§ EXERCISE TASK: Copy out every line of the records where the string "Baseline" occurs.

§ DATA FOR THIS TASK:
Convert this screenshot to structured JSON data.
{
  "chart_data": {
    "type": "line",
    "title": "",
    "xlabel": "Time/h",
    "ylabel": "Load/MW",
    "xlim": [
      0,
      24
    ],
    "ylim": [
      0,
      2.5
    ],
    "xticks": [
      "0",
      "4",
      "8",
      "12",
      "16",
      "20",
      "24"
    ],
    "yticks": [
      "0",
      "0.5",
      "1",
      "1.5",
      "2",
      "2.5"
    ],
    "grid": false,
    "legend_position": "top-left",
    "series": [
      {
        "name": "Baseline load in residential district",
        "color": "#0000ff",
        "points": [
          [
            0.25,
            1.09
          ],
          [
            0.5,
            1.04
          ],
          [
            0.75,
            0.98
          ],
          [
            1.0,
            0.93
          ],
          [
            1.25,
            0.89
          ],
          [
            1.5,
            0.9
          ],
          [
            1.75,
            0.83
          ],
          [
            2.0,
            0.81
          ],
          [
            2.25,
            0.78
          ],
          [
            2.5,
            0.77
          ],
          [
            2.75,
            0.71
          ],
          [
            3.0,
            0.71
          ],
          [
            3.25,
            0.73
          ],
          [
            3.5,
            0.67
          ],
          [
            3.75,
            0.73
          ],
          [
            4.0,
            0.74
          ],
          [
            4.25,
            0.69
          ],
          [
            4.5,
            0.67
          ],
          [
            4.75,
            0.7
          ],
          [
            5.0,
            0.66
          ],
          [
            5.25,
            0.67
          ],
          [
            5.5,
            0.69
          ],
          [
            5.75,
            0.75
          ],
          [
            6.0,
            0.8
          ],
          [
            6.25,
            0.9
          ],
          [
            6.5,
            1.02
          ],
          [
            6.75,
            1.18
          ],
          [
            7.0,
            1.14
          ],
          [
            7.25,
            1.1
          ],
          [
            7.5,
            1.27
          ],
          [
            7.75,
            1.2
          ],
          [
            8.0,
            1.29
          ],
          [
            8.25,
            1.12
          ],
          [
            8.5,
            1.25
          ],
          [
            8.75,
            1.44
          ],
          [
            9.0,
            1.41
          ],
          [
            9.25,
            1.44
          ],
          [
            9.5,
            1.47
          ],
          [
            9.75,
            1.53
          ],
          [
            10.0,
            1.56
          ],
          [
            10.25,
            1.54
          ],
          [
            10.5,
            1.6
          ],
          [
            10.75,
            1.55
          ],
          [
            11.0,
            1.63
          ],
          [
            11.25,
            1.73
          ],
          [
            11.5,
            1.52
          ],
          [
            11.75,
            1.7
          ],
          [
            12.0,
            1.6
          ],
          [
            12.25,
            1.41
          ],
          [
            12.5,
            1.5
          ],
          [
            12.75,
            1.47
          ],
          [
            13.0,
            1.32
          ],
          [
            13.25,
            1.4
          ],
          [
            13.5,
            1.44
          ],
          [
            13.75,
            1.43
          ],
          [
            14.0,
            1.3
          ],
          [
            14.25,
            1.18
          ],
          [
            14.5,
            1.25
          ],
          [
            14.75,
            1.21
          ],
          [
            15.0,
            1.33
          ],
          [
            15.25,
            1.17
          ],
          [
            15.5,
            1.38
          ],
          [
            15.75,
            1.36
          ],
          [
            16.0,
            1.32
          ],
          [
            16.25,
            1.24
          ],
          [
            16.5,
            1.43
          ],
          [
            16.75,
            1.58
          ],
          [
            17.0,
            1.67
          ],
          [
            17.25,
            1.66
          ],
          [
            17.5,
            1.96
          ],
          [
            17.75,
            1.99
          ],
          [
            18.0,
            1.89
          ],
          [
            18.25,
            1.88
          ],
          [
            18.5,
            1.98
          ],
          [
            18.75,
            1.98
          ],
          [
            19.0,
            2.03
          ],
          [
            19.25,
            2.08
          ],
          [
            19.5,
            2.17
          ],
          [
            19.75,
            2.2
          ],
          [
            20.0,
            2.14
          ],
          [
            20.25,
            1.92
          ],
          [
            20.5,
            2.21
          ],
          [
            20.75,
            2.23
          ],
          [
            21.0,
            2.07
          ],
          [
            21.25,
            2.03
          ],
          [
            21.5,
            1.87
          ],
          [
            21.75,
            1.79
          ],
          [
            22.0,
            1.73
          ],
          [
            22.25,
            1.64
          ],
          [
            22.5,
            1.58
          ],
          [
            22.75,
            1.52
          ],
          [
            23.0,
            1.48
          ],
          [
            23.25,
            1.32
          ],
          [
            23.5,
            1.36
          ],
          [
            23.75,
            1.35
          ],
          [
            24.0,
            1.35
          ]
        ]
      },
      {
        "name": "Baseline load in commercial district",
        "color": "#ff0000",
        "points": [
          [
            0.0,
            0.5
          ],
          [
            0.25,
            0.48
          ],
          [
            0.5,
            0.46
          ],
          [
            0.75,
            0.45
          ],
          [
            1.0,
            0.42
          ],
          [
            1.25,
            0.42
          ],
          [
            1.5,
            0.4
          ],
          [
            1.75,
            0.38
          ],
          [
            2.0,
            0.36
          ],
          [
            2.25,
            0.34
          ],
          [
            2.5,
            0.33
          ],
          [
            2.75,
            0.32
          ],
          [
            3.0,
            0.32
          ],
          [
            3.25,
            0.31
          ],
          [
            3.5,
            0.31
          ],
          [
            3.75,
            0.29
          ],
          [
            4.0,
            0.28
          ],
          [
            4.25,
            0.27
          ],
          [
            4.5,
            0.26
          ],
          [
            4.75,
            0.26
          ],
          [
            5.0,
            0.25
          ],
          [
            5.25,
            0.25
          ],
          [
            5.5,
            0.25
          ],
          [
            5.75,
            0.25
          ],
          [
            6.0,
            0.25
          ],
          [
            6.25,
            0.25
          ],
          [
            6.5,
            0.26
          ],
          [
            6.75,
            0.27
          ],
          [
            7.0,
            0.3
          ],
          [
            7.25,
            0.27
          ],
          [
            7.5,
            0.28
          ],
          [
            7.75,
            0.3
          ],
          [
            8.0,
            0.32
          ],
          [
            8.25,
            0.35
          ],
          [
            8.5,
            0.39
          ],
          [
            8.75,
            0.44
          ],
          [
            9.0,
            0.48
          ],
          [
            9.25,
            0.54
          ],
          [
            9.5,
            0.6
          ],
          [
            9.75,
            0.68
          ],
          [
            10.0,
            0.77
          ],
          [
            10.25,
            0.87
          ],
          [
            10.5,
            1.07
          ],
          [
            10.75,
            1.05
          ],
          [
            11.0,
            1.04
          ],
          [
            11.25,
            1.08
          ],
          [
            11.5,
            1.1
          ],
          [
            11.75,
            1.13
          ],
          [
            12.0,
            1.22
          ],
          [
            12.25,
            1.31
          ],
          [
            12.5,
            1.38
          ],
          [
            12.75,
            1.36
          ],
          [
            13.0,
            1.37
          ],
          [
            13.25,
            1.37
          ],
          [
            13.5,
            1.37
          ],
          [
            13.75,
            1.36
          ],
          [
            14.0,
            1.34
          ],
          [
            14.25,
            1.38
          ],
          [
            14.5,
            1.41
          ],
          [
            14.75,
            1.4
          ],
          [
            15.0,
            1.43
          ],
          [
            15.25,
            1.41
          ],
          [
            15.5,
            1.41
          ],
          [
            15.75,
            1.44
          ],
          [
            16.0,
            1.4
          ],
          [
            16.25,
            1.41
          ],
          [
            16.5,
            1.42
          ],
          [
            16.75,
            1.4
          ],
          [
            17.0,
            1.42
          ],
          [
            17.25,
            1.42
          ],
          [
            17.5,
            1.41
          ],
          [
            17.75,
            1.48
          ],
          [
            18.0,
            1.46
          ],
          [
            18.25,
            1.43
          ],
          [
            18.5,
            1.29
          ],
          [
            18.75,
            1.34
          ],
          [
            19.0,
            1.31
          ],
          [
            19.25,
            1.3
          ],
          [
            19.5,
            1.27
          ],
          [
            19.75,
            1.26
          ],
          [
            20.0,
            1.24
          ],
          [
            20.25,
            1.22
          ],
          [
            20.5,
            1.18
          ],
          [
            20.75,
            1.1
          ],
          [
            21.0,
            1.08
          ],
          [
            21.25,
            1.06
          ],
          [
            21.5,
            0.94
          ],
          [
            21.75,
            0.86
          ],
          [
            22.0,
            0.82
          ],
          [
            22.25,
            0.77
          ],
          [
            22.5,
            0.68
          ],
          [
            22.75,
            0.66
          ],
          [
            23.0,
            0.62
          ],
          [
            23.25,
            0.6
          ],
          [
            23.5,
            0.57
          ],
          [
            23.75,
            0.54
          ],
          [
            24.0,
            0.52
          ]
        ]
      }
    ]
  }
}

§ COMPLETED TASK:
        "name": "Baseline load in residential district",
        "name": "Baseline load in commercial district",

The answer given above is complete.